Exercise description: Pull each line holding "icon" out of the entries below.

::: Data supplied

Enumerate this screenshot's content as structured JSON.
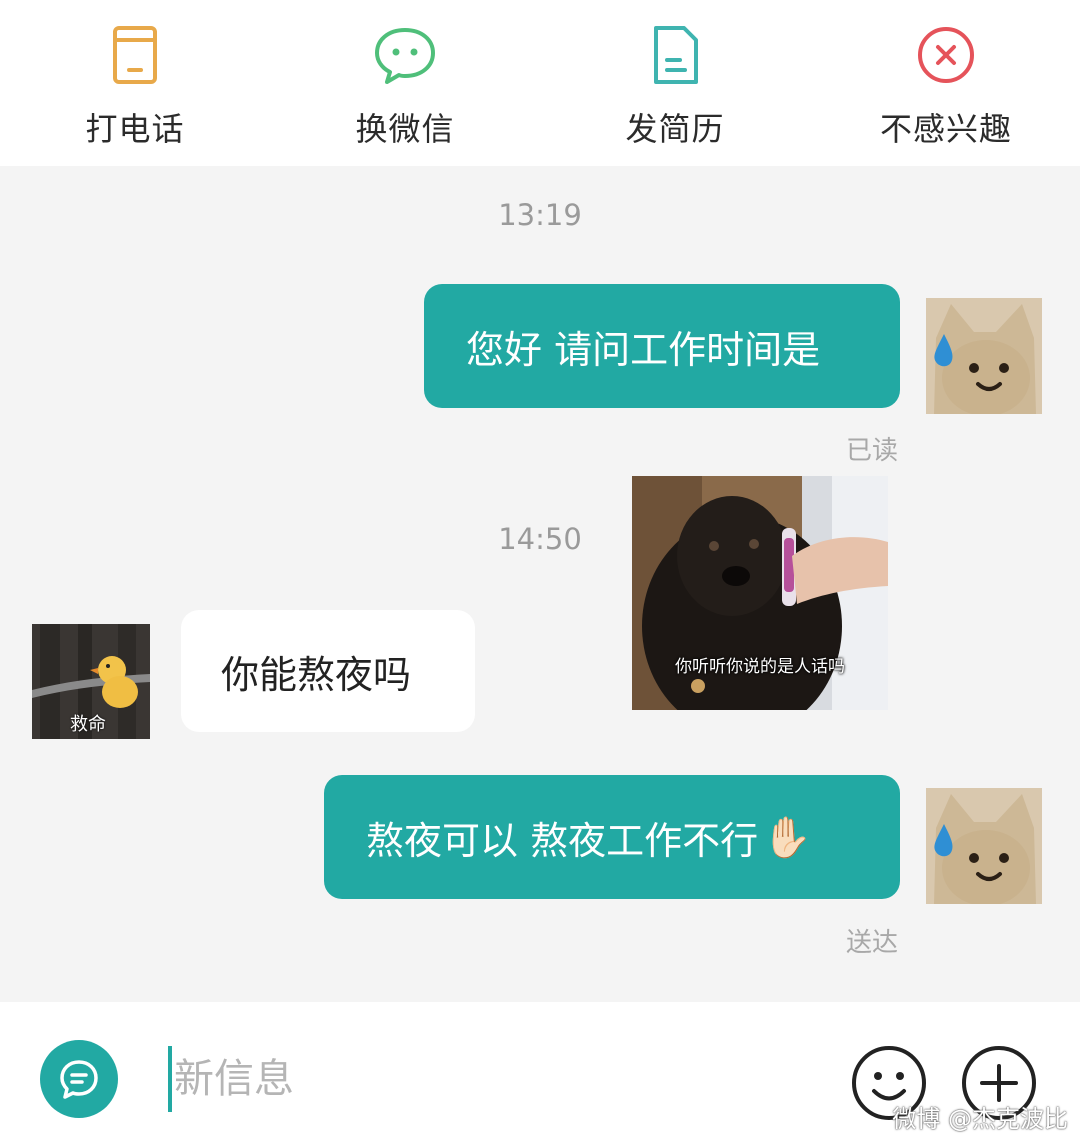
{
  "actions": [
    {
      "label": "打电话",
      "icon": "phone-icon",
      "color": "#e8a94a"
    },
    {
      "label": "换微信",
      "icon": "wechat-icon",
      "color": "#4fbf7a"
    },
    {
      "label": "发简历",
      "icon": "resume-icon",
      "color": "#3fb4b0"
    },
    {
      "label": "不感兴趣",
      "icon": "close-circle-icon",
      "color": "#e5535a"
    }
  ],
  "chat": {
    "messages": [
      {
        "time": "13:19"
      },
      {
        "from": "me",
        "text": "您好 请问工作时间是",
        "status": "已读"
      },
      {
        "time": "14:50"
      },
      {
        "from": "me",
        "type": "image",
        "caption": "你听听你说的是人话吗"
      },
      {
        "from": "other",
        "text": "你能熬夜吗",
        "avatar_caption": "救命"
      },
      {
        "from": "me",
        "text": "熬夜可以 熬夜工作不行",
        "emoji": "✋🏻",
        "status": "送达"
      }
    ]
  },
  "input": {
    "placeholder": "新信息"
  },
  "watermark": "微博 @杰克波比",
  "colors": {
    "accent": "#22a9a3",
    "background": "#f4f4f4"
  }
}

::::::

Task solution:
      "icon": "phone-icon",
      "icon": "wechat-icon",
      "icon": "resume-icon",
      "icon": "close-circle-icon",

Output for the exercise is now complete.